• [Stated problem]:
Scan the records for the word "SPORTIF". Copy each line that includes it.

• [Material provided]:
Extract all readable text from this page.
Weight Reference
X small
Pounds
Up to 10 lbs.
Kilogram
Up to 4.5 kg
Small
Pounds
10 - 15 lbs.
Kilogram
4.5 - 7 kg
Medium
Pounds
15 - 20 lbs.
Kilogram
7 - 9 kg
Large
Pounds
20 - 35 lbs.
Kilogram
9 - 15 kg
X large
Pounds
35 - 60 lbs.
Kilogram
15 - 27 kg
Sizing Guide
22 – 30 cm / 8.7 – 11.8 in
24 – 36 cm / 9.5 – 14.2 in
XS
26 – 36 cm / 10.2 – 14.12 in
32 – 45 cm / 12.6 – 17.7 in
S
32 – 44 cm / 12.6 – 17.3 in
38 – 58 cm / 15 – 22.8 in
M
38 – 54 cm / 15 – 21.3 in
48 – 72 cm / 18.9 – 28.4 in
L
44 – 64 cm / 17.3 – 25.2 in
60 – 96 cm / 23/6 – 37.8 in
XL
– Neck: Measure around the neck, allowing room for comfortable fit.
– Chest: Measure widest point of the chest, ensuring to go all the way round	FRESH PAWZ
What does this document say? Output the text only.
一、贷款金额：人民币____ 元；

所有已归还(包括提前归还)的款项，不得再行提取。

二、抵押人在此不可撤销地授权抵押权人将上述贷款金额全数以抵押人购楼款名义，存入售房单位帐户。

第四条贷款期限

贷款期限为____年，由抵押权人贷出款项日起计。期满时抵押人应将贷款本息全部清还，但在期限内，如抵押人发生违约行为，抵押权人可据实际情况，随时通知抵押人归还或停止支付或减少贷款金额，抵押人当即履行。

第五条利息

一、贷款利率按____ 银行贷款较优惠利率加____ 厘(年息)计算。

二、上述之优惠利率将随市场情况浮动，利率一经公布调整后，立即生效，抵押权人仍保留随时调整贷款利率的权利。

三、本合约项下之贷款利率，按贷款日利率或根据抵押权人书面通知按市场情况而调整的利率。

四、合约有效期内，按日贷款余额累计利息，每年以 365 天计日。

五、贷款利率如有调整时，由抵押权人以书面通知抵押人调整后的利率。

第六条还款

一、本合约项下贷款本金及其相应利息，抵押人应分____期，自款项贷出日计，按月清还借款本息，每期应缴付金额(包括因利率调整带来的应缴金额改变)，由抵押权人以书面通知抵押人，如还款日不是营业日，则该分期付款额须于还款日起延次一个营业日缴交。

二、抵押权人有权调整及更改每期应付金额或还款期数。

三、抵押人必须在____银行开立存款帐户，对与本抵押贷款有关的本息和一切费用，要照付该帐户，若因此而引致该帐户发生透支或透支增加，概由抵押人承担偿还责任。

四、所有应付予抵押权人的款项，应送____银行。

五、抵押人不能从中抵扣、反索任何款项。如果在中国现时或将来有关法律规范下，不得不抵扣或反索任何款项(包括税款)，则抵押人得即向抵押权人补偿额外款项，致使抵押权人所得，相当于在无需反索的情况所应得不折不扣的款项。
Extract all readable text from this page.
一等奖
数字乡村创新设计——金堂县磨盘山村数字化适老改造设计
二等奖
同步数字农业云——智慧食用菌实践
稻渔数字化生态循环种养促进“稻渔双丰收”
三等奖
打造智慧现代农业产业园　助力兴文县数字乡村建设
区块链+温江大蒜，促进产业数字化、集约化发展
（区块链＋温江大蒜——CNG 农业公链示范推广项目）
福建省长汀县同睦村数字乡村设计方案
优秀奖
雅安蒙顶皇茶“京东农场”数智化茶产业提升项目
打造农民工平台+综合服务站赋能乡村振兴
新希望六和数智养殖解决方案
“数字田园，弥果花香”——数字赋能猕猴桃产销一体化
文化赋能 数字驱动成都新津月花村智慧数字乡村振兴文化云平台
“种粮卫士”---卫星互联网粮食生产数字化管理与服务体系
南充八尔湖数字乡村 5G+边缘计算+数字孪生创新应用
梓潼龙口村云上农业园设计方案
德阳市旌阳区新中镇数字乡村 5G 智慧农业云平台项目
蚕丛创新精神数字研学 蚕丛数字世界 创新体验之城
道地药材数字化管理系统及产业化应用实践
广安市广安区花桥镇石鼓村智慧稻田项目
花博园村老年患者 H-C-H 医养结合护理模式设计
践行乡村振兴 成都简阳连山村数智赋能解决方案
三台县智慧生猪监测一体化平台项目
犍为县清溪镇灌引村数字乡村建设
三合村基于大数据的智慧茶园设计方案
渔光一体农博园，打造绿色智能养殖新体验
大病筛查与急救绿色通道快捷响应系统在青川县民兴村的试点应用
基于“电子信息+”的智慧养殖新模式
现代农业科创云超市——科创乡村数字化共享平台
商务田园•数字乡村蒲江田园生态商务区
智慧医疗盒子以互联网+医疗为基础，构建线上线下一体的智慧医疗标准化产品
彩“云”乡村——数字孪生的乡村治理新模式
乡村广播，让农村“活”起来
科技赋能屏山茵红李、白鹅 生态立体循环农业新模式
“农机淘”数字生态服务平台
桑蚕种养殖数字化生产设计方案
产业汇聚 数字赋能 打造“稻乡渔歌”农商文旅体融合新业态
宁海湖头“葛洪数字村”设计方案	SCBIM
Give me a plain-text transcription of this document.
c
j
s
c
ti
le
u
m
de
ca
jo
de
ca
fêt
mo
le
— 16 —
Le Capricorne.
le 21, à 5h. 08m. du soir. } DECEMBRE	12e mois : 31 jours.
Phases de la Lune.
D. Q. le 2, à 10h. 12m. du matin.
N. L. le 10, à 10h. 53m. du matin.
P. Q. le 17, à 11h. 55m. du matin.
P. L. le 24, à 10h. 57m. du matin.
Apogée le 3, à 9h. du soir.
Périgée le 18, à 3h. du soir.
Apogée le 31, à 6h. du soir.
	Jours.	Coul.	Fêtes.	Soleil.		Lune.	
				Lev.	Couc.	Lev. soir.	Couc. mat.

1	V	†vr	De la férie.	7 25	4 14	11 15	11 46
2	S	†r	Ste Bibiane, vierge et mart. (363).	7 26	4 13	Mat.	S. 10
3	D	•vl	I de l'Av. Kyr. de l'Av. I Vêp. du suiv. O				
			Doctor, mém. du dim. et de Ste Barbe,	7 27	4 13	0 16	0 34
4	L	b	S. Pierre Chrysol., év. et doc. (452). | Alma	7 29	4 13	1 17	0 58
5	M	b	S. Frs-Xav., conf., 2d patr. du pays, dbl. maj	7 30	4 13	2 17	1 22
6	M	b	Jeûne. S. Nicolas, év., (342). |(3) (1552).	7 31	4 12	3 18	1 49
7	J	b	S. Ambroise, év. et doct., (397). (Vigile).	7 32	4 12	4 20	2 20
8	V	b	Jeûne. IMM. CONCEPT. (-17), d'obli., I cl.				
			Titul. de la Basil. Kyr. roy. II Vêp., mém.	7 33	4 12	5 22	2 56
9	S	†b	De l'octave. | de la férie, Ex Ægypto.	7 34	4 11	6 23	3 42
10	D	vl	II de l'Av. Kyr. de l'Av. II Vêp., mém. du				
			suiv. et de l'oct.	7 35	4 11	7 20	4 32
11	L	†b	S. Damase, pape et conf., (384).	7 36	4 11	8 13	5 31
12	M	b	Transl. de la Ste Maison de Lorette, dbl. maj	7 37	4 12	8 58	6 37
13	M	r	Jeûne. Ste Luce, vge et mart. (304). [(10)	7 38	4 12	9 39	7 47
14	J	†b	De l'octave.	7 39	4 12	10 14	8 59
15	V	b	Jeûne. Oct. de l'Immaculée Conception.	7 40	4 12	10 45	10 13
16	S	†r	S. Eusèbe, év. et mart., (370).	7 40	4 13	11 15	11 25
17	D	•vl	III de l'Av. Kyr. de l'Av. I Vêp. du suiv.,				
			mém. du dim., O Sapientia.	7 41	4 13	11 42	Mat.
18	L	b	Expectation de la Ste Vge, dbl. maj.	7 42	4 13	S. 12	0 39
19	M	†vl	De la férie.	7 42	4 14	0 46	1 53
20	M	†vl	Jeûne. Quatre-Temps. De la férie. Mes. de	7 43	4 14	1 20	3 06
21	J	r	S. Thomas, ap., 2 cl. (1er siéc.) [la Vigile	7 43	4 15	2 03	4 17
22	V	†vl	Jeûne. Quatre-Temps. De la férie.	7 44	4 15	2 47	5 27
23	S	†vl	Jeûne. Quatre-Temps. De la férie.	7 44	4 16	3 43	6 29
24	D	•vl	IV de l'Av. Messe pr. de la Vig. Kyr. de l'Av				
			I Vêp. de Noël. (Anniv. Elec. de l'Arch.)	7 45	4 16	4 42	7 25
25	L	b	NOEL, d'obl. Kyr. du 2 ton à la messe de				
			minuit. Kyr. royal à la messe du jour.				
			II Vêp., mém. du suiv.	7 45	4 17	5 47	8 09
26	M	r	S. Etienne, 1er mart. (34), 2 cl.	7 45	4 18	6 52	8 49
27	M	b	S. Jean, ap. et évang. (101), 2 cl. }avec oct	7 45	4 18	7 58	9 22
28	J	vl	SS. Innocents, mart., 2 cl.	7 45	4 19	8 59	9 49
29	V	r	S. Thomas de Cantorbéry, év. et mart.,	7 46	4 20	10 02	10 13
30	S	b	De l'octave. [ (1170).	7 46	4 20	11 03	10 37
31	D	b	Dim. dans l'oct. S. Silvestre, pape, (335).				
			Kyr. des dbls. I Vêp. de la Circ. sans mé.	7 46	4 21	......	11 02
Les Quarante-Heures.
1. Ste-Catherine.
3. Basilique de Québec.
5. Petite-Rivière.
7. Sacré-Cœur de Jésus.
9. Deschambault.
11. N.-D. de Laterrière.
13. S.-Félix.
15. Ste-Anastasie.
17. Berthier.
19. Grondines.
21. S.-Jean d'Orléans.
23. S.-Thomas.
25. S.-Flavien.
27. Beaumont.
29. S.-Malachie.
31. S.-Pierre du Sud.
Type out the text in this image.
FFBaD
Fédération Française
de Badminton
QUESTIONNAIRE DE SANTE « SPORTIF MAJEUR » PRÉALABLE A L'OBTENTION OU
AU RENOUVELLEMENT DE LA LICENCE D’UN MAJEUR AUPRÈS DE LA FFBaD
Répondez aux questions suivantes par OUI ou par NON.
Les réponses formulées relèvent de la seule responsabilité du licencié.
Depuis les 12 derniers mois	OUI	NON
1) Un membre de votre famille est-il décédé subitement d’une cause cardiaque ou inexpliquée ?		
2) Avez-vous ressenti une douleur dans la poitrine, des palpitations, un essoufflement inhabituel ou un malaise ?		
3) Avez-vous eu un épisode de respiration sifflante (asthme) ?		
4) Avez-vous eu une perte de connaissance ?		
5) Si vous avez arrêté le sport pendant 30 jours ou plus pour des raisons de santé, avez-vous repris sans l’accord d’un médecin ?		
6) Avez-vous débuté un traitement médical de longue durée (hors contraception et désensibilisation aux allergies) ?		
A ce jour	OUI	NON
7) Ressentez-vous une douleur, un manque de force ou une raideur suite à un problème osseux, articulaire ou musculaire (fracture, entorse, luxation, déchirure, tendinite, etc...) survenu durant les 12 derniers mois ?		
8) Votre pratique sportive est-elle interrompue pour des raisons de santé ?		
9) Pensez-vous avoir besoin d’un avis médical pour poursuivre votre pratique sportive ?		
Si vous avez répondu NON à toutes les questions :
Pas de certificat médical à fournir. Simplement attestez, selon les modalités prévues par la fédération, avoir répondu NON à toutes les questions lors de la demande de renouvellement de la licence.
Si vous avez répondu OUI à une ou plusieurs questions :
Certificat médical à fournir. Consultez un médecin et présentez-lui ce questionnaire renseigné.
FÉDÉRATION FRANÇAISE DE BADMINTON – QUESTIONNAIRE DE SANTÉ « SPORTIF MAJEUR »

• [Exercise response]:
QUESTIONNAIRE DE SANTE « SPORTIF MAJEUR » PRÉALABLE A L'OBTENTION OU
FÉDÉRATION FRANÇAISE DE BADMINTON – QUESTIONNAIRE DE SANTÉ « SPORTIF MAJEUR »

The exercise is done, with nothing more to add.